The expected output is the data below, character for character, without its pictures.

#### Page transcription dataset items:
-------

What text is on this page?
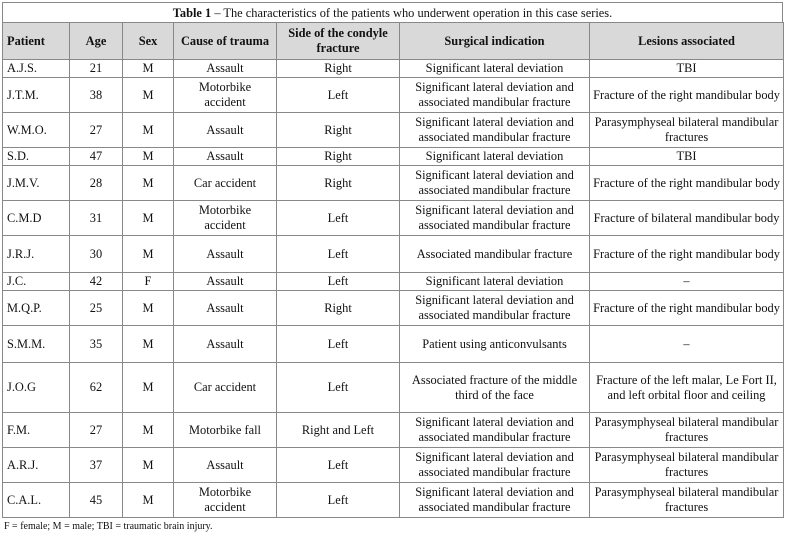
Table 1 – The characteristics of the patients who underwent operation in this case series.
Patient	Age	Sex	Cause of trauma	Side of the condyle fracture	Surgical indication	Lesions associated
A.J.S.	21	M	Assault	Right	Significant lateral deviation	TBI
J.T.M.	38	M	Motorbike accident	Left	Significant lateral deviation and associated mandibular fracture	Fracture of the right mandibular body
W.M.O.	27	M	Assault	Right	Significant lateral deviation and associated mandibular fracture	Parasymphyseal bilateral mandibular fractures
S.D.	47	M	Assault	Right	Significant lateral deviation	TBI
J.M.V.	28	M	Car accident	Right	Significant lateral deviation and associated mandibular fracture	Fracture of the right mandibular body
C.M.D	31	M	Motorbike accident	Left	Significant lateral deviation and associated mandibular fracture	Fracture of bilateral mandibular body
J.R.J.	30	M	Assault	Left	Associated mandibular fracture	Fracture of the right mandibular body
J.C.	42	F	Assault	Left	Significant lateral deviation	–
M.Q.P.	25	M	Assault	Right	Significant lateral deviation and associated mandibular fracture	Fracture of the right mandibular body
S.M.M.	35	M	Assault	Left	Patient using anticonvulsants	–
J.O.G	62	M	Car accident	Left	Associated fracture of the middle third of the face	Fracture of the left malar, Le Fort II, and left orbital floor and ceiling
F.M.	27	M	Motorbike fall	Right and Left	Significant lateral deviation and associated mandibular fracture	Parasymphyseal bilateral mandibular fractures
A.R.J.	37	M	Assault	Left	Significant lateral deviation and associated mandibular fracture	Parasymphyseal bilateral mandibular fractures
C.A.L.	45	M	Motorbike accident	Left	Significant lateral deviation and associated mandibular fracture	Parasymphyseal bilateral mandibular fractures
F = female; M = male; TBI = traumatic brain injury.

-------

#### Answer for the task:
What text is on this page?
Table 1 – The characteristics of the patients who underwent operation in this case series.
Patient	Age	Sex	Cause of trauma	Side of the condyle fracture	Surgical indication	Lesions associated
A.J.S.	21	M	Assault	Right	Significant lateral deviation	TBI
J.T.M.	38	M	Motorbike accident	Left	Significant lateral deviation and associated mandibular fracture	Fracture of the right mandibular body
W.M.O.	27	M	Assault	Right	Significant lateral deviation and associated mandibular fracture	Parasymphyseal bilateral mandibular fractures
S.D.	47	M	Assault	Right	Significant lateral deviation	TBI
J.M.V.	28	M	Car accident	Right	Significant lateral deviation and associated mandibular fracture	Fracture of the right mandibular body
C.M.D	31	M	Motorbike accident	Left	Significant lateral deviation and associated mandibular fracture	Fracture of bilateral mandibular body
J.R.J.	30	M	Assault	Left	Associated mandibular fracture	Fracture of the right mandibular body
J.C.	42	F	Assault	Left	Significant lateral deviation	–
M.Q.P.	25	M	Assault	Right	Significant lateral deviation and associated mandibular fracture	Fracture of the right mandibular body
S.M.M.	35	M	Assault	Left	Patient using anticonvulsants	–
J.O.G	62	M	Car accident	Left	Associated fracture of the middle third of the face	Fracture of the left malar, Le Fort II, and left orbital floor and ceiling
F.M.	27	M	Motorbike fall	Right and Left	Significant lateral deviation and associated mandibular fracture	Parasymphyseal bilateral mandibular fractures
A.R.J.	37	M	Assault	Left	Significant lateral deviation and associated mandibular fracture	Parasymphyseal bilateral mandibular fractures
C.A.L.	45	M	Motorbike accident	Left	Significant lateral deviation and associated mandibular fracture	Parasymphyseal bilateral mandibular fractures
F = female; M = male; TBI = traumatic brain injury.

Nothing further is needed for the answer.